-- begin Material for the task --

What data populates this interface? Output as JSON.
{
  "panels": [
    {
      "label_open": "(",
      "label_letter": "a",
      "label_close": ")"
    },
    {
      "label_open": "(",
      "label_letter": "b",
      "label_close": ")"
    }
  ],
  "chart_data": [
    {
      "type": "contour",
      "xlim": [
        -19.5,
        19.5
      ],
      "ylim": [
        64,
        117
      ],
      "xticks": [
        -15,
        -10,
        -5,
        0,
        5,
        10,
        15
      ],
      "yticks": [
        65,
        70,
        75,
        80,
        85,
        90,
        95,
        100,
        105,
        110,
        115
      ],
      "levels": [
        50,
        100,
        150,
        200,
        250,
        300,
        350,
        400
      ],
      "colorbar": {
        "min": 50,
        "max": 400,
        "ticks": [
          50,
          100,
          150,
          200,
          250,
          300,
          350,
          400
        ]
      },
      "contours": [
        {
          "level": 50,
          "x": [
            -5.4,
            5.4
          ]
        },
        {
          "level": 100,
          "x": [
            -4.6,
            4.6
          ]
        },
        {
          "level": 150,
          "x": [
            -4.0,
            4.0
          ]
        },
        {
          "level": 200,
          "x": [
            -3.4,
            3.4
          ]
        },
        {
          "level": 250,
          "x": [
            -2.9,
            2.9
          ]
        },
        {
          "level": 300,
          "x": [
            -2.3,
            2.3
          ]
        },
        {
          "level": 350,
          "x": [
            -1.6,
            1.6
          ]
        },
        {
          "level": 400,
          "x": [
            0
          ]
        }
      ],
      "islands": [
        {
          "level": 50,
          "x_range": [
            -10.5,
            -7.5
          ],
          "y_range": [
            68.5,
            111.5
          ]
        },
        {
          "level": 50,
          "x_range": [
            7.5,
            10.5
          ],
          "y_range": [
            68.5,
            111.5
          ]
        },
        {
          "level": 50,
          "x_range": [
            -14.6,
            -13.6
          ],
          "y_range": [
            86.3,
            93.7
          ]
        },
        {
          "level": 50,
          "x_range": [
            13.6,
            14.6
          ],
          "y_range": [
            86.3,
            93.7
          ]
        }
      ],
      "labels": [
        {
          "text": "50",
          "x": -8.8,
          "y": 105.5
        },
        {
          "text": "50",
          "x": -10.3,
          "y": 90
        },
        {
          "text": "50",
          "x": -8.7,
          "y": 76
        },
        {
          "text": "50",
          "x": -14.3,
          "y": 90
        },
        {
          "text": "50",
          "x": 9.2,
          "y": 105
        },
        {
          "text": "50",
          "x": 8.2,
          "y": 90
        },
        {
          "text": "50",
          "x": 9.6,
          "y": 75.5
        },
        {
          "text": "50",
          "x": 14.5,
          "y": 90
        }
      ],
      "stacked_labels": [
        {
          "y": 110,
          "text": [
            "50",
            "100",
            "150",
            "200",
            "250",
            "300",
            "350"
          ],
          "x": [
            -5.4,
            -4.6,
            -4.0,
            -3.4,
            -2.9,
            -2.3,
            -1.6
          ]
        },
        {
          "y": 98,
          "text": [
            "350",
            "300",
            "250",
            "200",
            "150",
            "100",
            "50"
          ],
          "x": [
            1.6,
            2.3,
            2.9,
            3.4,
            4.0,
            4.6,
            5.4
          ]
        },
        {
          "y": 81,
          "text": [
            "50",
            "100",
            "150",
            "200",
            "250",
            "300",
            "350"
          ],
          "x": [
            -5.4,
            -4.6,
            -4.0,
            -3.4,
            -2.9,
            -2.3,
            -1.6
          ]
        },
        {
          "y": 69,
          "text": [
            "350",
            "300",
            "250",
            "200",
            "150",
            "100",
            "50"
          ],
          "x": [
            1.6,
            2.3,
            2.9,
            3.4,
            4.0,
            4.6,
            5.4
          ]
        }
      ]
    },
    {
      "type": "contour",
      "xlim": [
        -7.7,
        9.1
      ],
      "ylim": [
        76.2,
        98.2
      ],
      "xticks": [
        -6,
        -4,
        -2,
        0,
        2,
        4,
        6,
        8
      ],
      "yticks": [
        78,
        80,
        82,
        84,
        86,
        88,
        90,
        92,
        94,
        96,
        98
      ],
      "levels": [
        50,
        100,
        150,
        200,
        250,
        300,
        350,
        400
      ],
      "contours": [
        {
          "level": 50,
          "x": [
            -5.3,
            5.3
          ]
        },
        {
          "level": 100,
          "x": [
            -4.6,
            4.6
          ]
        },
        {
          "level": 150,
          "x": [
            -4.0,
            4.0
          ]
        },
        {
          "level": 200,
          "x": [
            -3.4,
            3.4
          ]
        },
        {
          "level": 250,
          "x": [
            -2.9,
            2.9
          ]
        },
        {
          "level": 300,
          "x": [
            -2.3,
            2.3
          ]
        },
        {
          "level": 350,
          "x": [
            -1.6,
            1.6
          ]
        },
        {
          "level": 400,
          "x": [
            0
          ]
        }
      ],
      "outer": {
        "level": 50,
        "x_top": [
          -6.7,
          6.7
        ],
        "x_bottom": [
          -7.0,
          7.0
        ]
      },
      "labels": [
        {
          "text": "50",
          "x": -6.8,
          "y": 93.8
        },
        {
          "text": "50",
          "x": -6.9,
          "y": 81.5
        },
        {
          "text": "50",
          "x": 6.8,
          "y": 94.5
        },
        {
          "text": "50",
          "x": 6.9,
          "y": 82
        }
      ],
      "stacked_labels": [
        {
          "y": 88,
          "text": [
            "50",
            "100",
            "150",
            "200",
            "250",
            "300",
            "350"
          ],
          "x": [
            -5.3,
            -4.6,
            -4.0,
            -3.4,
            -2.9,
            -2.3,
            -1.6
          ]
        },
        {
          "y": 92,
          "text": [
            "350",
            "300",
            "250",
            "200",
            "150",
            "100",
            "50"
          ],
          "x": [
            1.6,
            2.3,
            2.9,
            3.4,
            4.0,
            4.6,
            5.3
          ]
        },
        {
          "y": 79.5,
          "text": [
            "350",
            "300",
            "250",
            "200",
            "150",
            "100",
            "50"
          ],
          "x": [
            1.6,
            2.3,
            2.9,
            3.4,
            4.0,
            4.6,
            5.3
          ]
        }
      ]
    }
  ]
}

-- end Material for the task --

Set task: Restate each record exactly as written.

Result of the exercise:
What data populates this interface? Output as JSON.
{
  "panels": [
    {
      "label_open": "(",
      "label_letter": "a",
      "label_close": ")"
    },
    {
      "label_open": "(",
      "label_letter": "b",
      "label_close": ")"
    }
  ],
  "chart_data": [
    {
      "type": "contour",
      "xlim": [
        -19.5,
        19.5
      ],
      "ylim": [
        64,
        117
      ],
      "xticks": [
        -15,
        -10,
        -5,
        0,
        5,
        10,
        15
      ],
      "yticks": [
        65,
        70,
        75,
        80,
        85,
        90,
        95,
        100,
        105,
        110,
        115
      ],
      "levels": [
        50,
        100,
        150,
        200,
        250,
        300,
        350,
        400
      ],
      "colorbar": {
        "min": 50,
        "max": 400,
        "ticks": [
          50,
          100,
          150,
          200,
          250,
          300,
          350,
          400
        ]
      },
      "contours": [
        {
          "level": 50,
          "x": [
            -5.4,
            5.4
          ]
        },
        {
          "level": 100,
          "x": [
            -4.6,
            4.6
          ]
        },
        {
          "level": 150,
          "x": [
            -4.0,
            4.0
          ]
        },
        {
          "level": 200,
          "x": [
            -3.4,
            3.4
          ]
        },
        {
          "level": 250,
          "x": [
            -2.9,
            2.9
          ]
        },
        {
          "level": 300,
          "x": [
            -2.3,
            2.3
          ]
        },
        {
          "level": 350,
          "x": [
            -1.6,
            1.6
          ]
        },
        {
          "level": 400,
          "x": [
            0
          ]
        }
      ],
      "islands": [
        {
          "level": 50,
          "x_range": [
            -10.5,
            -7.5
          ],
          "y_range": [
            68.5,
            111.5
          ]
        },
        {
          "level": 50,
          "x_range": [
            7.5,
            10.5
          ],
          "y_range": [
            68.5,
            111.5
          ]
        },
        {
          "level": 50,
          "x_range": [
            -14.6,
            -13.6
          ],
          "y_range": [
            86.3,
            93.7
          ]
        },
        {
          "level": 50,
          "x_range": [
            13.6,
            14.6
          ],
          "y_range": [
            86.3,
            93.7
          ]
        }
      ],
      "labels": [
        {
          "text": "50",
          "x": -8.8,
          "y": 105.5
        },
        {
          "text": "50",
          "x": -10.3,
          "y": 90
        },
        {
          "text": "50",
          "x": -8.7,
          "y": 76
        },
        {
          "text": "50",
          "x": -14.3,
          "y": 90
        },
        {
          "text": "50",
          "x": 9.2,
          "y": 105
        },
        {
          "text": "50",
          "x": 8.2,
          "y": 90
        },
        {
          "text": "50",
          "x": 9.6,
          "y": 75.5
        },
        {
          "text": "50",
          "x": 14.5,
          "y": 90
        }
      ],
      "stacked_labels": [
        {
          "y": 110,
          "text": [
            "50",
            "100",
            "150",
            "200",
            "250",
            "300",
            "350"
          ],
          "x": [
            -5.4,
            -4.6,
            -4.0,
            -3.4,
            -2.9,
            -2.3,
            -1.6
          ]
        },
        {
          "y": 98,
          "text": [
            "350",
            "300",
            "250",
            "200",
            "150",
            "100",
            "50"
          ],
          "x": [
            1.6,
            2.3,
            2.9,
            3.4,
            4.0,
            4.6,
            5.4
          ]
        },
        {
          "y": 81,
          "text": [
            "50",
            "100",
            "150",
            "200",
            "250",
            "300",
            "350"
          ],
          "x": [
            -5.4,
            -4.6,
            -4.0,
            -3.4,
            -2.9,
            -2.3,
            -1.6
          ]
        },
        {
          "y": 69,
          "text": [
            "350",
            "300",
            "250",
            "200",
            "150",
            "100",
            "50"
          ],
          "x": [
            1.6,
            2.3,
            2.9,
            3.4,
            4.0,
            4.6,
            5.4
          ]
        }
      ]
    },
    {
      "type": "contour",
      "xlim": [
        -7.7,
        9.1
      ],
      "ylim": [
        76.2,
        98.2
      ],
      "xticks": [
        -6,
        -4,
        -2,
        0,
        2,
        4,
        6,
        8
      ],
      "yticks": [
        78,
        80,
        82,
        84,
        86,
        88,
        90,
        92,
        94,
        96,
        98
      ],
      "levels": [
        50,
        100,
        150,
        200,
        250,
        300,
        350,
        400
      ],
      "contours": [
        {
          "level": 50,
          "x": [
            -5.3,
            5.3
          ]
        },
        {
          "level": 100,
          "x": [
            -4.6,
            4.6
          ]
        },
        {
          "level": 150,
          "x": [
            -4.0,
            4.0
          ]
        },
        {
          "level": 200,
          "x": [
            -3.4,
            3.4
          ]
        },
        {
          "level": 250,
          "x": [
            -2.9,
            2.9
          ]
        },
        {
          "level": 300,
          "x": [
            -2.3,
            2.3
          ]
        },
        {
          "level": 350,
          "x": [
            -1.6,
            1.6
          ]
        },
        {
          "level": 400,
          "x": [
            0
          ]
        }
      ],
      "outer": {
        "level": 50,
        "x_top": [
          -6.7,
          6.7
        ],
        "x_bottom": [
          -7.0,
          7.0
        ]
      },
      "labels": [
        {
          "text": "50",
          "x": -6.8,
          "y": 93.8
        },
        {
          "text": "50",
          "x": -6.9,
          "y": 81.5
        },
        {
          "text": "50",
          "x": 6.8,
          "y": 94.5
        },
        {
          "text": "50",
          "x": 6.9,
          "y": 82
        }
      ],
      "stacked_labels": [
        {
          "y": 88,
          "text": [
            "50",
            "100",
            "150",
            "200",
            "250",
            "300",
            "350"
          ],
          "x": [
            -5.3,
            -4.6,
            -4.0,
            -3.4,
            -2.9,
            -2.3,
            -1.6
          ]
        },
        {
          "y": 92,
          "text": [
            "350",
            "300",
            "250",
            "200",
            "150",
            "100",
            "50"
          ],
          "x": [
            1.6,
            2.3,
            2.9,
            3.4,
            4.0,
            4.6,
            5.3
          ]
        },
        {
          "y": 79.5,
          "text": [
            "350",
            "300",
            "250",
            "200",
            "150",
            "100",
            "50"
          ],
          "x": [
            1.6,
            2.3,
            2.9,
            3.4,
            4.0,
            4.6,
            5.3
          ]
        }
      ]
    }
  ]
}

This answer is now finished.